**Goal**
Using the material below, copy every line where "видов" appears.

**Record set**
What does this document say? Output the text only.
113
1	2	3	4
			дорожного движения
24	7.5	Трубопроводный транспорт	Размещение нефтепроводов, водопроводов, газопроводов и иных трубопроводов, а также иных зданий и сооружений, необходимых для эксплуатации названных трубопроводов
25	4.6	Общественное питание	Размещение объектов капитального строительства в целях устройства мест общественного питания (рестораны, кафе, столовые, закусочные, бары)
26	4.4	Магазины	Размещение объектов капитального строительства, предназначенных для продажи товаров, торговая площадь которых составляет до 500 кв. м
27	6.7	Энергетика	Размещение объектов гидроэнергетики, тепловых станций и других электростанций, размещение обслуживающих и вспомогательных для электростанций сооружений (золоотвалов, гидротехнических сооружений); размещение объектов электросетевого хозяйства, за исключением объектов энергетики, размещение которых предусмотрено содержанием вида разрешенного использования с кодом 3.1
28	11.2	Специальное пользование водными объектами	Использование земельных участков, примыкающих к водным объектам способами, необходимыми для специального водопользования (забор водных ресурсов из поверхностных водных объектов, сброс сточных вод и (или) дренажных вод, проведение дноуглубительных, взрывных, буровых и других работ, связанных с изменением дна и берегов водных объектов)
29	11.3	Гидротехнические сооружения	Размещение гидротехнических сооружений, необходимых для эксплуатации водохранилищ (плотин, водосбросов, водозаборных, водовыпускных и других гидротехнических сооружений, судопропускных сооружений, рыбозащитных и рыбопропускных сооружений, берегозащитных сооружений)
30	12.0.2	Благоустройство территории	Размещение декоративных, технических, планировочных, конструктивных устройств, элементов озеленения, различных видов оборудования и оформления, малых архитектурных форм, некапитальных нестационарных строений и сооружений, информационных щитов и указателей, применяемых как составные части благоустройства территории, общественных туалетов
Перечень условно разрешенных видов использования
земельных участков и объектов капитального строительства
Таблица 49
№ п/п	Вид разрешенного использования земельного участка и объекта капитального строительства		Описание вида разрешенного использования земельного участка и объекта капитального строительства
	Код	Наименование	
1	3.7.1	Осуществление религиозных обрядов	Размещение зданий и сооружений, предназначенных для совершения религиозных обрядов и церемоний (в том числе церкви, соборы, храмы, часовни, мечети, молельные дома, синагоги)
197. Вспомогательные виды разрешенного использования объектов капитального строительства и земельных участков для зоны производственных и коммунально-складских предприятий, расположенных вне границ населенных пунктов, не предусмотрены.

**The completed task**
30	12.0.2	Благоустройство территории	Размещение декоративных, технических, планировочных, конструктивных устройств, элементов озеленения, различных видов оборудования и оформления, малых архитектурных форм, некапитальных нестационарных строений и сооружений, информационных щитов и указателей, применяемых как составные части благоустройства территории, общественных туалетов
Перечень условно разрешенных видов использования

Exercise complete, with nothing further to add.